* BEGIN *
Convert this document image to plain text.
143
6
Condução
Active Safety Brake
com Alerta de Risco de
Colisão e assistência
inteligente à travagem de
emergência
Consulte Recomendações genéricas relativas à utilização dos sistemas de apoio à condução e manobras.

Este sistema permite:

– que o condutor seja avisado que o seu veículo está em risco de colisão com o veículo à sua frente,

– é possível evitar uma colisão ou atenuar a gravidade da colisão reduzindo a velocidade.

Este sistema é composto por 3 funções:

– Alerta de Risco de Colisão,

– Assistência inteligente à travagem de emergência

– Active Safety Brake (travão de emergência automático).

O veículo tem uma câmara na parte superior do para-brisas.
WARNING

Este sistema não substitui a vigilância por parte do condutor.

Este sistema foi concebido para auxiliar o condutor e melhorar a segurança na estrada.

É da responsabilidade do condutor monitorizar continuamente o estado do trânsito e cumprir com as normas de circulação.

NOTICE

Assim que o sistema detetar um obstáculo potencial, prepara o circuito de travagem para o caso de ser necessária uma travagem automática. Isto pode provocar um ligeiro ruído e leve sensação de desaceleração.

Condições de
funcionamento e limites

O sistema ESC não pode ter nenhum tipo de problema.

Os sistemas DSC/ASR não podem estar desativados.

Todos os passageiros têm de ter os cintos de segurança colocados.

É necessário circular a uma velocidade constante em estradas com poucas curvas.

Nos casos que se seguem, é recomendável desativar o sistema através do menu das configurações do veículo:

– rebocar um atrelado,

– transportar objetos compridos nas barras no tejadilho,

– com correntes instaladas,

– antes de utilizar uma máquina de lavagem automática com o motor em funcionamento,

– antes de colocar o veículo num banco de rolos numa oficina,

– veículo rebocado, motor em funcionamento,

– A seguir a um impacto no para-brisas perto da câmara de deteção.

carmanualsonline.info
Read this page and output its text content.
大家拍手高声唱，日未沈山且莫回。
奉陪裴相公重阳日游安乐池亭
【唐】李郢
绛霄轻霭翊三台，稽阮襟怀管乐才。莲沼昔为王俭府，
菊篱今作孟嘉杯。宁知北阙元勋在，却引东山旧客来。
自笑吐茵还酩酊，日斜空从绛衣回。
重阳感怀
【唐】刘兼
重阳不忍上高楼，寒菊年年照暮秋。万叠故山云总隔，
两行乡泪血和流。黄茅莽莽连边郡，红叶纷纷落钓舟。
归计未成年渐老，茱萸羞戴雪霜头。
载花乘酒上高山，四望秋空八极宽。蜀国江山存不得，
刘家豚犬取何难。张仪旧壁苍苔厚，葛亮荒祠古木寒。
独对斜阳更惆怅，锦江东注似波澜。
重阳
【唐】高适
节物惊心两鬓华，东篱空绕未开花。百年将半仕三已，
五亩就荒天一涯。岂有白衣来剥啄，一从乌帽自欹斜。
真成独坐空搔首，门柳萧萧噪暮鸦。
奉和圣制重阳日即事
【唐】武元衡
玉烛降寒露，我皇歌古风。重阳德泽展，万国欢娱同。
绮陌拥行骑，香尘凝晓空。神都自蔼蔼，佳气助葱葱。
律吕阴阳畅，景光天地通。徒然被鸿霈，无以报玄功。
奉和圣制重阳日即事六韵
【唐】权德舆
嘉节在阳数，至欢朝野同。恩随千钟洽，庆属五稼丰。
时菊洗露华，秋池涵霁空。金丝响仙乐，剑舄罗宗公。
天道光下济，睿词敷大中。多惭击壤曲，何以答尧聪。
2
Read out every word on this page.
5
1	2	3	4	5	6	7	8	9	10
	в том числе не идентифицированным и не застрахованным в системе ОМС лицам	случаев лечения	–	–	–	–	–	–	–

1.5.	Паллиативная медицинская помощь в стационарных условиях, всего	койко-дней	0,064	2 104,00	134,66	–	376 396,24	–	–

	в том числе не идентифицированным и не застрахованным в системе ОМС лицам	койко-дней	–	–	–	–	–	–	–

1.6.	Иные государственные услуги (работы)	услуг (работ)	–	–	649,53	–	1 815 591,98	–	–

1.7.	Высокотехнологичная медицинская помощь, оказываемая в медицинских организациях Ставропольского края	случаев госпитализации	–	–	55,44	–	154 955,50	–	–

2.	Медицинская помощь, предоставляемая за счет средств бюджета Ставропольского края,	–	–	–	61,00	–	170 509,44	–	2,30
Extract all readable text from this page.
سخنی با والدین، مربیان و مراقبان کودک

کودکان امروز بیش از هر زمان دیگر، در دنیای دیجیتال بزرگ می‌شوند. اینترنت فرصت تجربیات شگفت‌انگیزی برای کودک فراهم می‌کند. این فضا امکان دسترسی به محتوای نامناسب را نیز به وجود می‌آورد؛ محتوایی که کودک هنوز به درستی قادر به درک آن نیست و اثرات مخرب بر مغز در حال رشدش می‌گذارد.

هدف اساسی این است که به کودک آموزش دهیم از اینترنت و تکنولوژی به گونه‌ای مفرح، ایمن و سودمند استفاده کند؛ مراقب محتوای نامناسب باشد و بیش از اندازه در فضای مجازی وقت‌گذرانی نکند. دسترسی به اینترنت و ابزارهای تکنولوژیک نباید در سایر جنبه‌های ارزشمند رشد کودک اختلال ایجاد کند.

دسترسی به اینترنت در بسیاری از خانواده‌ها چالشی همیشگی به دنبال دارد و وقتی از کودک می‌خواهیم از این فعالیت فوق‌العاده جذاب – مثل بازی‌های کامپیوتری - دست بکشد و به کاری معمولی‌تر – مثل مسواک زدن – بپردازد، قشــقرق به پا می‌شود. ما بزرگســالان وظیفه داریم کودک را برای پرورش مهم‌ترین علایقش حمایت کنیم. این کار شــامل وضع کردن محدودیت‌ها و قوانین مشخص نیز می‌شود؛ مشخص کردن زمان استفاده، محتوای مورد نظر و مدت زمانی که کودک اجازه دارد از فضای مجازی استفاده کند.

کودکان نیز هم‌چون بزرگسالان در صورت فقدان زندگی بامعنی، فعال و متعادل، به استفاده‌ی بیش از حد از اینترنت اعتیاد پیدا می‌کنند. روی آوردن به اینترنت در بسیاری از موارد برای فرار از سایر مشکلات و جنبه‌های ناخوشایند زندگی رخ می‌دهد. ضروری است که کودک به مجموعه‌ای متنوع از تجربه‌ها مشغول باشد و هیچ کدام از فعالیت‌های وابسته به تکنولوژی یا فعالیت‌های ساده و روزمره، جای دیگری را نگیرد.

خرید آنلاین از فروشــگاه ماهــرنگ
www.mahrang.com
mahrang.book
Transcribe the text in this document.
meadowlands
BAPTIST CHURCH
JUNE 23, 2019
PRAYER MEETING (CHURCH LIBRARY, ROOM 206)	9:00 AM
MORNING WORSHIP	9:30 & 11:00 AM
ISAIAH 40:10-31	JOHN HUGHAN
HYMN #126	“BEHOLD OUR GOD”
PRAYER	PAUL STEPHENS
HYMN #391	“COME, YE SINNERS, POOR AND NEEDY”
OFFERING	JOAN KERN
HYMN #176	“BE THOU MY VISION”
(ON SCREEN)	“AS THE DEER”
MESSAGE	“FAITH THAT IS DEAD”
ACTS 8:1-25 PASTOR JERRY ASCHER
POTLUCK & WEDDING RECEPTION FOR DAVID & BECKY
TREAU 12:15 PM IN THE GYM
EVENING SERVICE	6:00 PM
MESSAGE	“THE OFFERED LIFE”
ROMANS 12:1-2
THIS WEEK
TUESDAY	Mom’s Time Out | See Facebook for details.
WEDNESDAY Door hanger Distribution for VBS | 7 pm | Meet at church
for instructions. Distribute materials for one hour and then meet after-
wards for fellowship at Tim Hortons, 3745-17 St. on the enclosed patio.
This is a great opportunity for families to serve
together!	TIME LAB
* END *
- _YOUR GOAL_
Give the records above again, word for word.

- _TASK ANSWER_
Convert this document image to plain text.
143
6
Condução
Active Safety Brake
com Alerta de Risco de
Colisão e assistência
inteligente à travagem de
emergência
Consulte Recomendações genéricas relativas à utilização dos sistemas de apoio à condução e manobras.

Este sistema permite:

– que o condutor seja avisado que o seu veículo está em risco de colisão com o veículo à sua frente,

– é possível evitar uma colisão ou atenuar a gravidade da colisão reduzindo a velocidade.

Este sistema é composto por 3 funções:

– Alerta de Risco de Colisão,

– Assistência inteligente à travagem de emergência

– Active Safety Brake (travão de emergência automático).

O veículo tem uma câmara na parte superior do para-brisas.
WARNING

Este sistema não substitui a vigilância por parte do condutor.

Este sistema foi concebido para auxiliar o condutor e melhorar a segurança na estrada.

É da responsabilidade do condutor monitorizar continuamente o estado do trânsito e cumprir com as normas de circulação.

NOTICE

Assim que o sistema detetar um obstáculo potencial, prepara o circuito de travagem para o caso de ser necessária uma travagem automática. Isto pode provocar um ligeiro ruído e leve sensação de desaceleração.

Condições de
funcionamento e limites

O sistema ESC não pode ter nenhum tipo de problema.

Os sistemas DSC/ASR não podem estar desativados.

Todos os passageiros têm de ter os cintos de segurança colocados.

É necessário circular a uma velocidade constante em estradas com poucas curvas.

Nos casos que se seguem, é recomendável desativar o sistema através do menu das configurações do veículo:

– rebocar um atrelado,

– transportar objetos compridos nas barras no tejadilho,

– com correntes instaladas,

– antes de utilizar uma máquina de lavagem automática com o motor em funcionamento,

– antes de colocar o veículo num banco de rolos numa oficina,

– veículo rebocado, motor em funcionamento,

– A seguir a um impacto no para-brisas perto da câmara de deteção.

carmanualsonline.info
Read this page and output its text content.
大家拍手高声唱，日未沈山且莫回。
奉陪裴相公重阳日游安乐池亭
【唐】李郢
绛霄轻霭翊三台，稽阮襟怀管乐才。莲沼昔为王俭府，
菊篱今作孟嘉杯。宁知北阙元勋在，却引东山旧客来。
自笑吐茵还酩酊，日斜空从绛衣回。
重阳感怀
【唐】刘兼
重阳不忍上高楼，寒菊年年照暮秋。万叠故山云总隔，
两行乡泪血和流。黄茅莽莽连边郡，红叶纷纷落钓舟。
归计未成年渐老，茱萸羞戴雪霜头。
载花乘酒上高山，四望秋空八极宽。蜀国江山存不得，
刘家豚犬取何难。张仪旧壁苍苔厚，葛亮荒祠古木寒。
独对斜阳更惆怅，锦江东注似波澜。
重阳
【唐】高适
节物惊心两鬓华，东篱空绕未开花。百年将半仕三已，
五亩就荒天一涯。岂有白衣来剥啄，一从乌帽自欹斜。
真成独坐空搔首，门柳萧萧噪暮鸦。
奉和圣制重阳日即事
【唐】武元衡
玉烛降寒露，我皇歌古风。重阳德泽展，万国欢娱同。
绮陌拥行骑，香尘凝晓空。神都自蔼蔼，佳气助葱葱。
律吕阴阳畅，景光天地通。徒然被鸿霈，无以报玄功。
奉和圣制重阳日即事六韵
【唐】权德舆
嘉节在阳数，至欢朝野同。恩随千钟洽，庆属五稼丰。
时菊洗露华，秋池涵霁空。金丝响仙乐，剑舄罗宗公。
天道光下济，睿词敷大中。多惭击壤曲，何以答尧聪。
2
Read out every word on this page.
5
1	2	3	4	5	6	7	8	9	10
	в том числе не идентифицированным и не застрахованным в системе ОМС лицам	случаев лечения	–	–	–	–	–	–	–

1.5.	Паллиативная медицинская помощь в стационарных условиях, всего	койко-дней	0,064	2 104,00	134,66	–	376 396,24	–	–

	в том числе не идентифицированным и не застрахованным в системе ОМС лицам	койко-дней	–	–	–	–	–	–	–

1.6.	Иные государственные услуги (работы)	услуг (работ)	–	–	649,53	–	1 815 591,98	–	–

1.7.	Высокотехнологичная медицинская помощь, оказываемая в медицинских организациях Ставропольского края	случаев госпитализации	–	–	55,44	–	154 955,50	–	–

2.	Медицинская помощь, предоставляемая за счет средств бюджета Ставропольского края,	–	–	–	61,00	–	170 509,44	–	2,30
Extract all readable text from this page.
سخنی با والدین، مربیان و مراقبان کودک

کودکان امروز بیش از هر زمان دیگر، در دنیای دیجیتال بزرگ می‌شوند. اینترنت فرصت تجربیات شگفت‌انگیزی برای کودک فراهم می‌کند. این فضا امکان دسترسی به محتوای نامناسب را نیز به وجود می‌آورد؛ محتوایی که کودک هنوز به درستی قادر به درک آن نیست و اثرات مخرب بر مغز در حال رشدش می‌گذارد.

هدف اساسی این است که به کودک آموزش دهیم از اینترنت و تکنولوژی به گونه‌ای مفرح، ایمن و سودمند استفاده کند؛ مراقب محتوای نامناسب باشد و بیش از اندازه در فضای مجازی وقت‌گذرانی نکند. دسترسی به اینترنت و ابزارهای تکنولوژیک نباید در سایر جنبه‌های ارزشمند رشد کودک اختلال ایجاد کند.

دسترسی به اینترنت در بسیاری از خانواده‌ها چالشی همیشگی به دنبال دارد و وقتی از کودک می‌خواهیم از این فعالیت فوق‌العاده جذاب – مثل بازی‌های کامپیوتری - دست بکشد و به کاری معمولی‌تر – مثل مسواک زدن – بپردازد، قشــقرق به پا می‌شود. ما بزرگســالان وظیفه داریم کودک را برای پرورش مهم‌ترین علایقش حمایت کنیم. این کار شــامل وضع کردن محدودیت‌ها و قوانین مشخص نیز می‌شود؛ مشخص کردن زمان استفاده، محتوای مورد نظر و مدت زمانی که کودک اجازه دارد از فضای مجازی استفاده کند.

کودکان نیز هم‌چون بزرگسالان در صورت فقدان زندگی بامعنی، فعال و متعادل، به استفاده‌ی بیش از حد از اینترنت اعتیاد پیدا می‌کنند. روی آوردن به اینترنت در بسیاری از موارد برای فرار از سایر مشکلات و جنبه‌های ناخوشایند زندگی رخ می‌دهد. ضروری است که کودک به مجموعه‌ای متنوع از تجربه‌ها مشغول باشد و هیچ کدام از فعالیت‌های وابسته به تکنولوژی یا فعالیت‌های ساده و روزمره، جای دیگری را نگیرد.

خرید آنلاین از فروشــگاه ماهــرنگ
www.mahrang.com
mahrang.book
Transcribe the text in this document.
meadowlands
BAPTIST CHURCH
JUNE 23, 2019
PRAYER MEETING (CHURCH LIBRARY, ROOM 206)	9:00 AM
MORNING WORSHIP	9:30 & 11:00 AM
ISAIAH 40:10-31	JOHN HUGHAN
HYMN #126	“BEHOLD OUR GOD”
PRAYER	PAUL STEPHENS
HYMN #391	“COME, YE SINNERS, POOR AND NEEDY”
OFFERING	JOAN KERN
HYMN #176	“BE THOU MY VISION”
(ON SCREEN)	“AS THE DEER”
MESSAGE	“FAITH THAT IS DEAD”
ACTS 8:1-25 PASTOR JERRY ASCHER
POTLUCK & WEDDING RECEPTION FOR DAVID & BECKY
TREAU 12:15 PM IN THE GYM
EVENING SERVICE	6:00 PM
MESSAGE	“THE OFFERED LIFE”
ROMANS 12:1-2
THIS WEEK
TUESDAY	Mom’s Time Out | See Facebook for details.
WEDNESDAY Door hanger Distribution for VBS | 7 pm | Meet at church
for instructions. Distribute materials for one hour and then meet after-
wards for fellowship at Tim Hortons, 3745-17 St. on the enclosed patio.
This is a great opportunity for families to serve
together!	TIME LAB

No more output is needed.